WORK TO DO:
Look for the word "text" in the entries below, then copy every line that has it.

--- START RECORDS FOR THIS EXERCISE ---

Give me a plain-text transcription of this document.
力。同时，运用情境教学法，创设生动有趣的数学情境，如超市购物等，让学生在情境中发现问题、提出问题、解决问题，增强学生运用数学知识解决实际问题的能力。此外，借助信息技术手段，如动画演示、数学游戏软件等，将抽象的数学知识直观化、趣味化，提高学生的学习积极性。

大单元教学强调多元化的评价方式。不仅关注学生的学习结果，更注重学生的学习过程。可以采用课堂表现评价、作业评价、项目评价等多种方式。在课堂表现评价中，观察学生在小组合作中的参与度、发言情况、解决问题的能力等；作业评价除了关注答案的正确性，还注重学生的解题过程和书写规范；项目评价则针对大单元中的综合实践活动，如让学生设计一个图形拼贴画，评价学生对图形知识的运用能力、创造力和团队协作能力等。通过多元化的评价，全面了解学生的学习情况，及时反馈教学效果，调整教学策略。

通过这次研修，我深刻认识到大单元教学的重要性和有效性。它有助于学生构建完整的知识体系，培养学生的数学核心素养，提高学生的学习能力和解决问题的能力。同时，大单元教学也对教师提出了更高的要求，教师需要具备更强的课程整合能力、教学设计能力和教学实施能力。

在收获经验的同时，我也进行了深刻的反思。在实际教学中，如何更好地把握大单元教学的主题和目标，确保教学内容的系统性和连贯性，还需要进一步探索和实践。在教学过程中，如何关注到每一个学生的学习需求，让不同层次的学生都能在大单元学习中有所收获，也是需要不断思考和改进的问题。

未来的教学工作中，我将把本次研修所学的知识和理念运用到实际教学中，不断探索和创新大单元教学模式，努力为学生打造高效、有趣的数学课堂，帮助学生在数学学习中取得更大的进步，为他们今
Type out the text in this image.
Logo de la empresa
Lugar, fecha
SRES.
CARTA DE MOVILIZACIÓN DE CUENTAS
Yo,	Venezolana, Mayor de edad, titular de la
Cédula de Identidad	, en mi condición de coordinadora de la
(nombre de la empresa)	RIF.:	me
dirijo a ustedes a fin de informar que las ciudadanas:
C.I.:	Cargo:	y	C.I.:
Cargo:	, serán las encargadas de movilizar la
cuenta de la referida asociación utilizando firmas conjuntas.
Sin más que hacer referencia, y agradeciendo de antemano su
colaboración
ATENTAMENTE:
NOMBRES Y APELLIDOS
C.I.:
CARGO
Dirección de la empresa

--- END RECORDS FOR THIS EXERCISE ---

EXERCISE RESULT:
Give me a plain-text transcription of this document.
Type out the text in this image.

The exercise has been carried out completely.